__Direction__
Make an exact copy of the records, with the pictures left out.

[Start of Stored data]

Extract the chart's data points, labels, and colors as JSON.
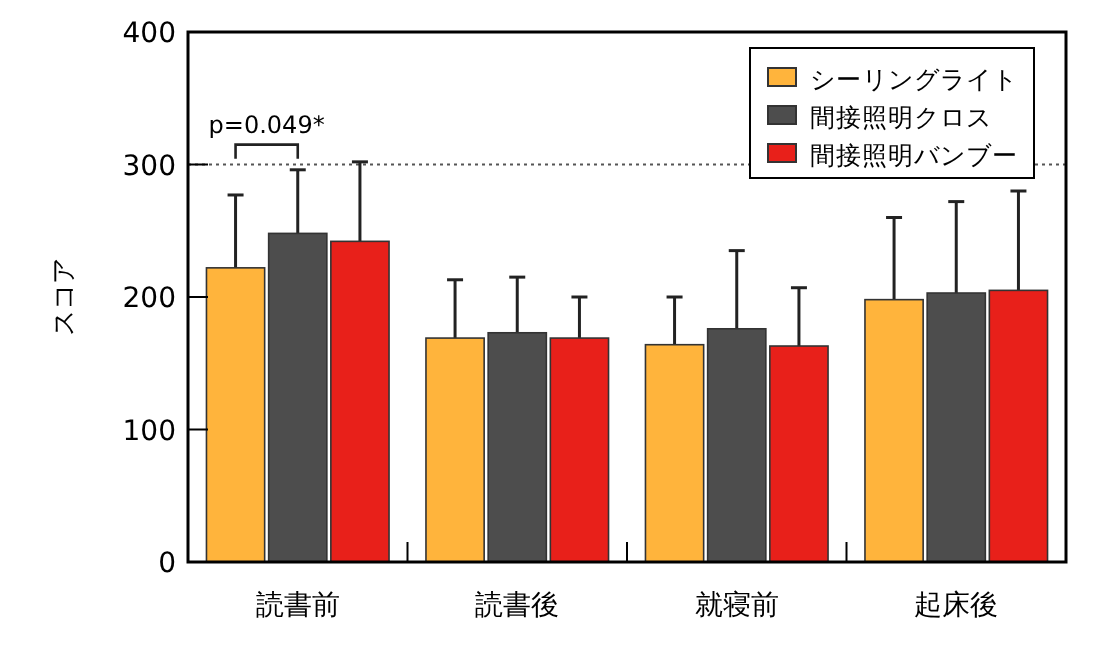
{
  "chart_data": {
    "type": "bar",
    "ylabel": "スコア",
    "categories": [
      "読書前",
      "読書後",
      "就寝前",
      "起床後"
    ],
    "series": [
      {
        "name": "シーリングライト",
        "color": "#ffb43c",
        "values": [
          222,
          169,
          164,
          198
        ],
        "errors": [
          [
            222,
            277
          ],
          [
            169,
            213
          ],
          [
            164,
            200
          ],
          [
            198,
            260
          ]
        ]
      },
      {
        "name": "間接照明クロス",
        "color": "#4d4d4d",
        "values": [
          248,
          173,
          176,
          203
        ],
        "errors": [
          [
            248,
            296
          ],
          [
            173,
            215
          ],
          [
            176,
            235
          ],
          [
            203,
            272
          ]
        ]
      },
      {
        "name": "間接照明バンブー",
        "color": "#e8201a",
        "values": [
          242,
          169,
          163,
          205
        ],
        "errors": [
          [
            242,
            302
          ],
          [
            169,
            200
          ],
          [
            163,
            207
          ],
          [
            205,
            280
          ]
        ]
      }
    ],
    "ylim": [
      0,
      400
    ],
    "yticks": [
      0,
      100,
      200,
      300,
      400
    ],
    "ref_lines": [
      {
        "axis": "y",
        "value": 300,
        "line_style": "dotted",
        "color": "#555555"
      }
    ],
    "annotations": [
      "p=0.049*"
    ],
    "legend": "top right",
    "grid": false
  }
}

[End of Stored data]

__Correct result__
Extract the chart's data points, labels, and colors as JSON.
{
  "chart_data": {
    "type": "bar",
    "ylabel": "スコア",
    "categories": [
      "読書前",
      "読書後",
      "就寝前",
      "起床後"
    ],
    "series": [
      {
        "name": "シーリングライト",
        "color": "#ffb43c",
        "values": [
          222,
          169,
          164,
          198
        ],
        "errors": [
          [
            222,
            277
          ],
          [
            169,
            213
          ],
          [
            164,
            200
          ],
          [
            198,
            260
          ]
        ]
      },
      {
        "name": "間接照明クロス",
        "color": "#4d4d4d",
        "values": [
          248,
          173,
          176,
          203
        ],
        "errors": [
          [
            248,
            296
          ],
          [
            173,
            215
          ],
          [
            176,
            235
          ],
          [
            203,
            272
          ]
        ]
      },
      {
        "name": "間接照明バンブー",
        "color": "#e8201a",
        "values": [
          242,
          169,
          163,
          205
        ],
        "errors": [
          [
            242,
            302
          ],
          [
            169,
            200
          ],
          [
            163,
            207
          ],
          [
            205,
            280
          ]
        ]
      }
    ],
    "ylim": [
      0,
      400
    ],
    "yticks": [
      0,
      100,
      200,
      300,
      400
    ],
    "ref_lines": [
      {
        "axis": "y",
        "value": 300,
        "line_style": "dotted",
        "color": "#555555"
      }
    ],
    "annotations": [
      "p=0.049*"
    ],
    "legend": "top right",
    "grid": false
  }
}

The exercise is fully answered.